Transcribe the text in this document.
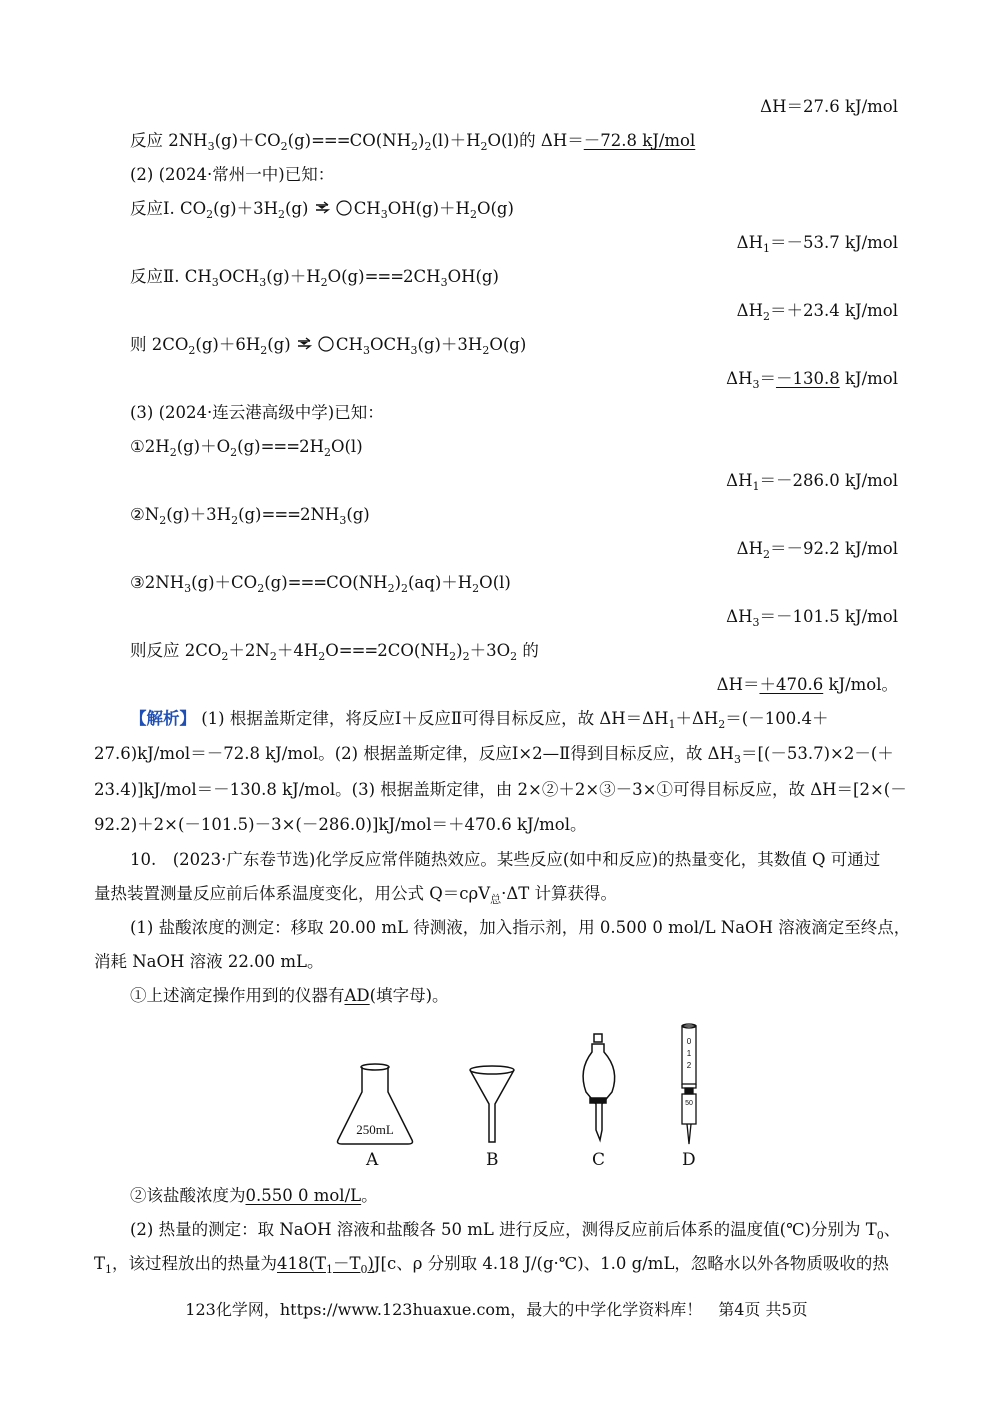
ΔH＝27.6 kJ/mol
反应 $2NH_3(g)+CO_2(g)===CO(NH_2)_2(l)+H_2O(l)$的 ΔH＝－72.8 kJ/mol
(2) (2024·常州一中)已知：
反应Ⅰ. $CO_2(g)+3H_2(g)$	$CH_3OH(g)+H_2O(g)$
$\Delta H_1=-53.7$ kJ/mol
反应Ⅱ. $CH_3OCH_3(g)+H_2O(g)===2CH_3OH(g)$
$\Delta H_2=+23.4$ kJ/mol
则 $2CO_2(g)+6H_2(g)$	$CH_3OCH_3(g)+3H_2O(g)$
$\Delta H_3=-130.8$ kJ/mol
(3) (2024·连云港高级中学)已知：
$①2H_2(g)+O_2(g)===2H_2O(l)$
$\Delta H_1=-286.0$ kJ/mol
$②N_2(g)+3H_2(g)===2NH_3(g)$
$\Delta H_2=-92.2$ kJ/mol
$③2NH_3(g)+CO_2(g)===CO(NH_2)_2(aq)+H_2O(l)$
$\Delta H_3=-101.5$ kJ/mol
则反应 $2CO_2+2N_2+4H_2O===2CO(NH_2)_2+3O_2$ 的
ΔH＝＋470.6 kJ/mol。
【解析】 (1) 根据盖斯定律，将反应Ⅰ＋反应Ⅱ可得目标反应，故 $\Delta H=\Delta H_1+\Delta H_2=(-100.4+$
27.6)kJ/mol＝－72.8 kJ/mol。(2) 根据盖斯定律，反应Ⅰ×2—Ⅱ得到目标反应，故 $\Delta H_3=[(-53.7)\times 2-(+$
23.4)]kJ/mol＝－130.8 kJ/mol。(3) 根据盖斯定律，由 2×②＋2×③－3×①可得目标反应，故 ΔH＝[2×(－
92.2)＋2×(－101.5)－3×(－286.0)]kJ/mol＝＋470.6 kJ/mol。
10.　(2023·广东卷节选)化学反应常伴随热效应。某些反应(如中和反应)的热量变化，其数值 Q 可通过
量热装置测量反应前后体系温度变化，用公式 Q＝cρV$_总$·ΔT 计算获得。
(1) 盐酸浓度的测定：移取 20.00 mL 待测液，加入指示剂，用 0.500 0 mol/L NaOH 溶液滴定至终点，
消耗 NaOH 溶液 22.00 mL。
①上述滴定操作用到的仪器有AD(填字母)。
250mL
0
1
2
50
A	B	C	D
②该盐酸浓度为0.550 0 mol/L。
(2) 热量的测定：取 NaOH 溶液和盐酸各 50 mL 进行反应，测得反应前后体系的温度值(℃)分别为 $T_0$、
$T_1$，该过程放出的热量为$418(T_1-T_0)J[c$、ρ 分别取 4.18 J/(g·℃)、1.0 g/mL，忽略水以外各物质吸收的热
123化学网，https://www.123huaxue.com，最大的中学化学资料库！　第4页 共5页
...
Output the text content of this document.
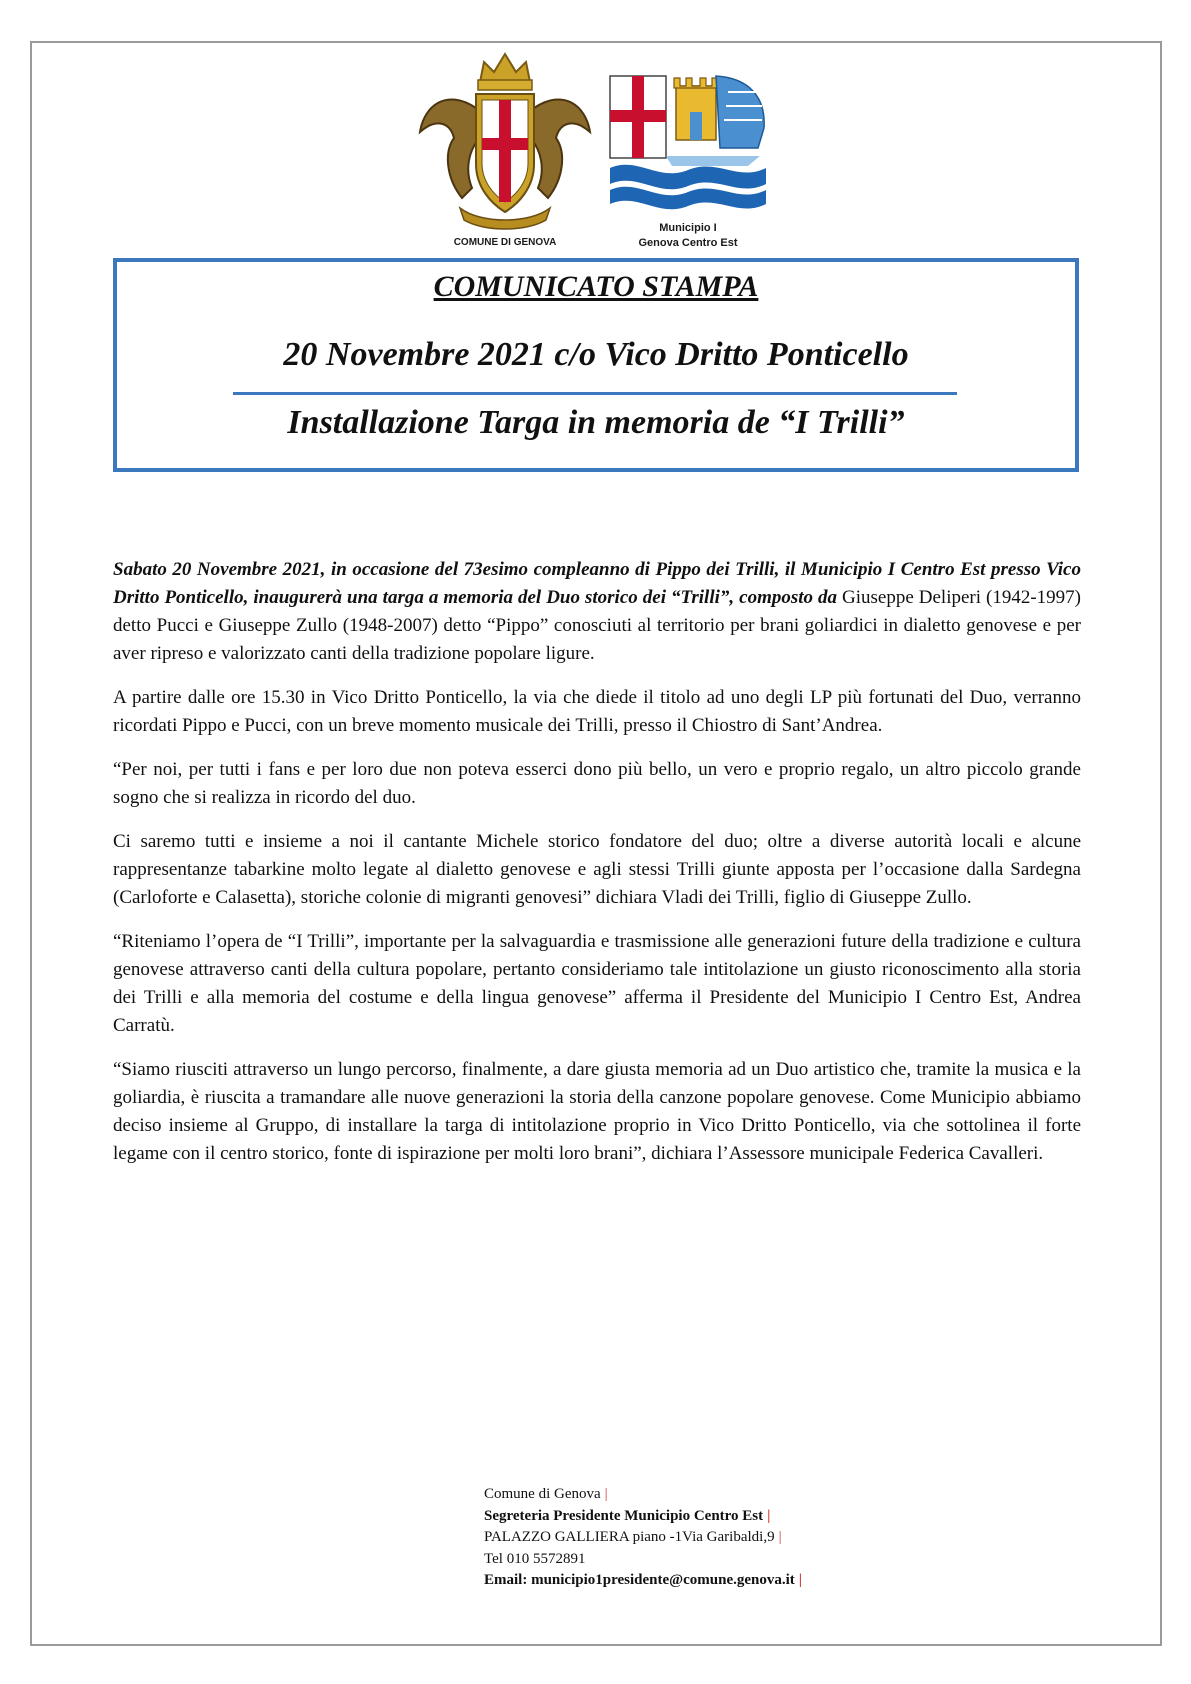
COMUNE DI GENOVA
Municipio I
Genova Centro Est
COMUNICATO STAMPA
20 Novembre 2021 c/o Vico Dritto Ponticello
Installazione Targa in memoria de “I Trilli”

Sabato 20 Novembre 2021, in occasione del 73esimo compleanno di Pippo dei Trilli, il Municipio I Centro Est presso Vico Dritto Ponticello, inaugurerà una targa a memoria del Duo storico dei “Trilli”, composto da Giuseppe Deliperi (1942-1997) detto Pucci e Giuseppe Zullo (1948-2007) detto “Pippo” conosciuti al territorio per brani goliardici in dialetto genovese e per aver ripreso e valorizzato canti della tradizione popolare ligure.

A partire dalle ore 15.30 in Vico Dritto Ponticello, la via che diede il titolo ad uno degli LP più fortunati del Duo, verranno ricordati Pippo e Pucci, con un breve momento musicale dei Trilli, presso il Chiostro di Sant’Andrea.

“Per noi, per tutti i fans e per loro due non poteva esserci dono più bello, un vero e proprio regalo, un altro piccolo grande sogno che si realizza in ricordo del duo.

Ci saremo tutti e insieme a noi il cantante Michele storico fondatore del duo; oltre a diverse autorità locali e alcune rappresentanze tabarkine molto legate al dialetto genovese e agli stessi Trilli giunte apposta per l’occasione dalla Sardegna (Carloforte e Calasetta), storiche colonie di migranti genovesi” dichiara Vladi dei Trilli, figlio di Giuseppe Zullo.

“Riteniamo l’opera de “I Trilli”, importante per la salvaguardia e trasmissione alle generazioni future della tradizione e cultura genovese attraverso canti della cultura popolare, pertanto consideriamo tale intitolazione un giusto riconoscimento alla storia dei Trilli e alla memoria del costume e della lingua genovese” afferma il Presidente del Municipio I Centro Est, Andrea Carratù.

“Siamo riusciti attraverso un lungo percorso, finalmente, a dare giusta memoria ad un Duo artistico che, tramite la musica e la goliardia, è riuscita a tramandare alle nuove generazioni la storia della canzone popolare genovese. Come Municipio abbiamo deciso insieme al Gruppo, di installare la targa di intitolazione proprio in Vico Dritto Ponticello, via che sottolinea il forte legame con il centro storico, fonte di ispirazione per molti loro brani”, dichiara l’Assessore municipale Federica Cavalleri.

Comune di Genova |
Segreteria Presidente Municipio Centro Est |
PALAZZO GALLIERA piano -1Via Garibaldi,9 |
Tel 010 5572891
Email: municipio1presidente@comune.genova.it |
---
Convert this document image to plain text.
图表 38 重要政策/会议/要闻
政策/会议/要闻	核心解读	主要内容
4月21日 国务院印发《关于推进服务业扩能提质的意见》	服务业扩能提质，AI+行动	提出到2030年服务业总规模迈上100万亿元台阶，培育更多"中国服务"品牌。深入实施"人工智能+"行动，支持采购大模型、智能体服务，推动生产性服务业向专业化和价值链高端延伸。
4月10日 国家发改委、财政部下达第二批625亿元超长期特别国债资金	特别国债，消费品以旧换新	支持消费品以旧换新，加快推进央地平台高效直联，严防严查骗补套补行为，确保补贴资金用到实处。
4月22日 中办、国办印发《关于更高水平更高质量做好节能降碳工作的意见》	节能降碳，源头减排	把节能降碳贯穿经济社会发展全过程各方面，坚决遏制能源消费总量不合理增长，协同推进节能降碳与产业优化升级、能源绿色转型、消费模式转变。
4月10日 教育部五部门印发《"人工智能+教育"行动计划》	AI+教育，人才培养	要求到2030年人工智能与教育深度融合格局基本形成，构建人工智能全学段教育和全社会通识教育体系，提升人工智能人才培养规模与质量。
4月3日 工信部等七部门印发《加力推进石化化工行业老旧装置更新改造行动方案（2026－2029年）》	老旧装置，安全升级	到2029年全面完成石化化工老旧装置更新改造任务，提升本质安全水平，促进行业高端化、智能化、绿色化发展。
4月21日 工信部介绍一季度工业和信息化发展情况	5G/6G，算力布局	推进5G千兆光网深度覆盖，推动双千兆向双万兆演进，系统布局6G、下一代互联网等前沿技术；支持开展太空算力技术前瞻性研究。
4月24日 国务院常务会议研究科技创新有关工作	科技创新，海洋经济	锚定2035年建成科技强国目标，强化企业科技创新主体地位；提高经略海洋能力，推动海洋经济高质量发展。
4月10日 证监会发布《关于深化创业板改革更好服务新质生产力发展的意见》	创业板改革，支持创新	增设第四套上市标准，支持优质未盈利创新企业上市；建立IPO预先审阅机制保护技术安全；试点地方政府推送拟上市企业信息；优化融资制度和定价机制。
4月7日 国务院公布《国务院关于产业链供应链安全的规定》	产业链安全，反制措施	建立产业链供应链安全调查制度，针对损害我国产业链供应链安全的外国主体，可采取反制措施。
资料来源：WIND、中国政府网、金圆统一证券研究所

> [Work to do] Nothing but a number is needed here: how many lines hold the string "NaOH"?

> [Result] 3